_What you have to do_: Single out the lines that include the word "numerical". Copy them.

[Begin Information given]

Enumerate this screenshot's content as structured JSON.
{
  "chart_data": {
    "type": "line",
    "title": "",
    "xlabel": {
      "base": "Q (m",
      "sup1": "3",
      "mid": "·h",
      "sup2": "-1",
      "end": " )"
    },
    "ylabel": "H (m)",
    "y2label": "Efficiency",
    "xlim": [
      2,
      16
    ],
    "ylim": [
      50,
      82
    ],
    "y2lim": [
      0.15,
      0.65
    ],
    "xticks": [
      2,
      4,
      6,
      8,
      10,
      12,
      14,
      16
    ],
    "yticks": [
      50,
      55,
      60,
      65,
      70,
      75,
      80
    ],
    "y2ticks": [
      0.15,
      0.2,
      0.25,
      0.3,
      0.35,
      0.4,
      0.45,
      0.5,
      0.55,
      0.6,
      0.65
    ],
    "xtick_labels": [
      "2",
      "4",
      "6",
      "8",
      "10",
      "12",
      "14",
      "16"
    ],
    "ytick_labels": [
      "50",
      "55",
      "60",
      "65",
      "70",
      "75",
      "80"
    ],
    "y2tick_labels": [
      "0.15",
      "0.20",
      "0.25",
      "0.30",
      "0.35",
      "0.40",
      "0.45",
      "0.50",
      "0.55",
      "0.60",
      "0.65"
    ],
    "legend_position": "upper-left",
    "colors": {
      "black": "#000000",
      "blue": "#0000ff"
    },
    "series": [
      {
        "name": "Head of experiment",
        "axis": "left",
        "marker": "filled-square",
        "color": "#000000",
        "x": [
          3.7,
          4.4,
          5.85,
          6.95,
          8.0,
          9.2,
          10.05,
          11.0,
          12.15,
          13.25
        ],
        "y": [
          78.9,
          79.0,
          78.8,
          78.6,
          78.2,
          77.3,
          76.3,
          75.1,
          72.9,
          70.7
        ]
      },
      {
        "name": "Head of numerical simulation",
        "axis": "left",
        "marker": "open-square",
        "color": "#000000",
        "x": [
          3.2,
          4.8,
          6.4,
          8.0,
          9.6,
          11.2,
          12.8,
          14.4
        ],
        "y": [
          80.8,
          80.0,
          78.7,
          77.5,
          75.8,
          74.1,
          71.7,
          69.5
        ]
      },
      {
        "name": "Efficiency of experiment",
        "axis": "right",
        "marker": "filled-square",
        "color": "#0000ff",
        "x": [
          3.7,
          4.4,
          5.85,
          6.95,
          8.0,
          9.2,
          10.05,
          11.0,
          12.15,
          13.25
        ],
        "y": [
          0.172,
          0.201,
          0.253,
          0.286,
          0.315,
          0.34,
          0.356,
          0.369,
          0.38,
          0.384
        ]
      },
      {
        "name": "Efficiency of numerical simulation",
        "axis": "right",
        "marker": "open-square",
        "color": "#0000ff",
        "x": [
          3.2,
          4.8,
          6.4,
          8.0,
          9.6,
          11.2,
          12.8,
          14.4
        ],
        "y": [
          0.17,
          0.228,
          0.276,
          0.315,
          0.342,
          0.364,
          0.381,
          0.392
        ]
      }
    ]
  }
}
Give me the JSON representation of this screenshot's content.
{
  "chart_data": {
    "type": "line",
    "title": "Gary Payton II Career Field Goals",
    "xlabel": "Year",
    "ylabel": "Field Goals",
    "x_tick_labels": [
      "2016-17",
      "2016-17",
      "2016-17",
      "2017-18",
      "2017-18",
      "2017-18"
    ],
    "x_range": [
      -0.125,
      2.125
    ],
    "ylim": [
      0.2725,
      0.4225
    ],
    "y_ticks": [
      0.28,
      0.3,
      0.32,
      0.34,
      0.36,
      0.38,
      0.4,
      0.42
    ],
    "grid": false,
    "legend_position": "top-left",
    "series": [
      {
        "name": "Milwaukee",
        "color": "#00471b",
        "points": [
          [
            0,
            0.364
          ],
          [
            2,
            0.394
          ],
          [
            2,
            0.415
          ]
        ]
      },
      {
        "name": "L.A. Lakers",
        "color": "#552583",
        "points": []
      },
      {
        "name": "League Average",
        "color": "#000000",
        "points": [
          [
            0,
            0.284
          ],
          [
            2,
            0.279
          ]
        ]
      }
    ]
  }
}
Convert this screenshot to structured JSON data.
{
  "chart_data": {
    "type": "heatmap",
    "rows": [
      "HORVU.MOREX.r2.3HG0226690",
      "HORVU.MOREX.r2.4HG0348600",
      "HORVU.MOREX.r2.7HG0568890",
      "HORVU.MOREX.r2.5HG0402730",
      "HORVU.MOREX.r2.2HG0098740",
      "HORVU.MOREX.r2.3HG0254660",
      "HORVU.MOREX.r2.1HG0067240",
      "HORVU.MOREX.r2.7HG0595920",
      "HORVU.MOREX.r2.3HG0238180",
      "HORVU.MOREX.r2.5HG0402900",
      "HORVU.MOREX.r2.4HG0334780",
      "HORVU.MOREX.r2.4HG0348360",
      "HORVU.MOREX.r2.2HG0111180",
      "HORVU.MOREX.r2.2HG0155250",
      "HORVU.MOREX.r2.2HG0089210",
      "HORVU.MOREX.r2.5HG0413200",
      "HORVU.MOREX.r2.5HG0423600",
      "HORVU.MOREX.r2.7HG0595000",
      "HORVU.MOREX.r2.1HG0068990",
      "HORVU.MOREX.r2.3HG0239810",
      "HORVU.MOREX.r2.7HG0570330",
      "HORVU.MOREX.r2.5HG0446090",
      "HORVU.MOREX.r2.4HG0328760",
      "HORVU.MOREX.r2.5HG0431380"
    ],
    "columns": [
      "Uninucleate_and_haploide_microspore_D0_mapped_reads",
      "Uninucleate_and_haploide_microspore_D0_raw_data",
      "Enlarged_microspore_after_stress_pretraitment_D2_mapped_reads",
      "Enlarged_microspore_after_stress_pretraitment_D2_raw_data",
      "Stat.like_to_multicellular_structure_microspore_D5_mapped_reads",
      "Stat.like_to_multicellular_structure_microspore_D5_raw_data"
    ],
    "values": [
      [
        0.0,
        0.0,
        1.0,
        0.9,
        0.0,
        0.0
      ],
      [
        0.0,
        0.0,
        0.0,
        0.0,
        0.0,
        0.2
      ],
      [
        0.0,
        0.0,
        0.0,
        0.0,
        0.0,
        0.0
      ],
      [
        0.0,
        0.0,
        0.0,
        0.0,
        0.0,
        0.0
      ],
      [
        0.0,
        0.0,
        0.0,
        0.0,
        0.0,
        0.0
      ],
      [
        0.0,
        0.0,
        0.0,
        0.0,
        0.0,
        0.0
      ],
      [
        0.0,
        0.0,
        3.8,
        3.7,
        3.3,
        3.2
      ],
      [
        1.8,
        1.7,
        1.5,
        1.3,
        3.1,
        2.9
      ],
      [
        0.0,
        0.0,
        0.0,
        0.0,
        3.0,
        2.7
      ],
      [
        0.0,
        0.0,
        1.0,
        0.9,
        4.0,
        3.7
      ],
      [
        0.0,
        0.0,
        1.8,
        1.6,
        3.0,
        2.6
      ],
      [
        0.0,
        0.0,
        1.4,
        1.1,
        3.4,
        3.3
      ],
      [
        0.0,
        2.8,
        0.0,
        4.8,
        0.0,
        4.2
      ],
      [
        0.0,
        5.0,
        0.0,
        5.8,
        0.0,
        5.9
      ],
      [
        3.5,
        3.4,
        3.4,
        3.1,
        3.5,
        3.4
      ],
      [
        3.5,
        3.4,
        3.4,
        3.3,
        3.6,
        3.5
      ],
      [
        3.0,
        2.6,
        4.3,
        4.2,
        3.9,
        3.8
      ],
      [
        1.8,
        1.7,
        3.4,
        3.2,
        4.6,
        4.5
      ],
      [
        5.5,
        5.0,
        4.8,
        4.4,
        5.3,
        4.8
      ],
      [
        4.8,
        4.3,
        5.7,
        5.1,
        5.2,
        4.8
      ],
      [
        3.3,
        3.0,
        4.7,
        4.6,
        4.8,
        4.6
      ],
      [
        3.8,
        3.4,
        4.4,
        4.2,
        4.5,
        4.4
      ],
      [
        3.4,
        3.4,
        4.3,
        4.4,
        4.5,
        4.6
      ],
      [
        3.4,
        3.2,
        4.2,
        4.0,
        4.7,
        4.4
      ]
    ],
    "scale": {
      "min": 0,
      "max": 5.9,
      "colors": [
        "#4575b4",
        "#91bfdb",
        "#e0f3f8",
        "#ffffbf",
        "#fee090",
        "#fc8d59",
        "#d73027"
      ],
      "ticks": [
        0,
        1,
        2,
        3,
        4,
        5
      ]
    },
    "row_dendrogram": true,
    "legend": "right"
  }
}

[End Information given]

_The solution_:
        "name": "Head of numerical simulation",
        "name": "Efficiency of numerical simulation",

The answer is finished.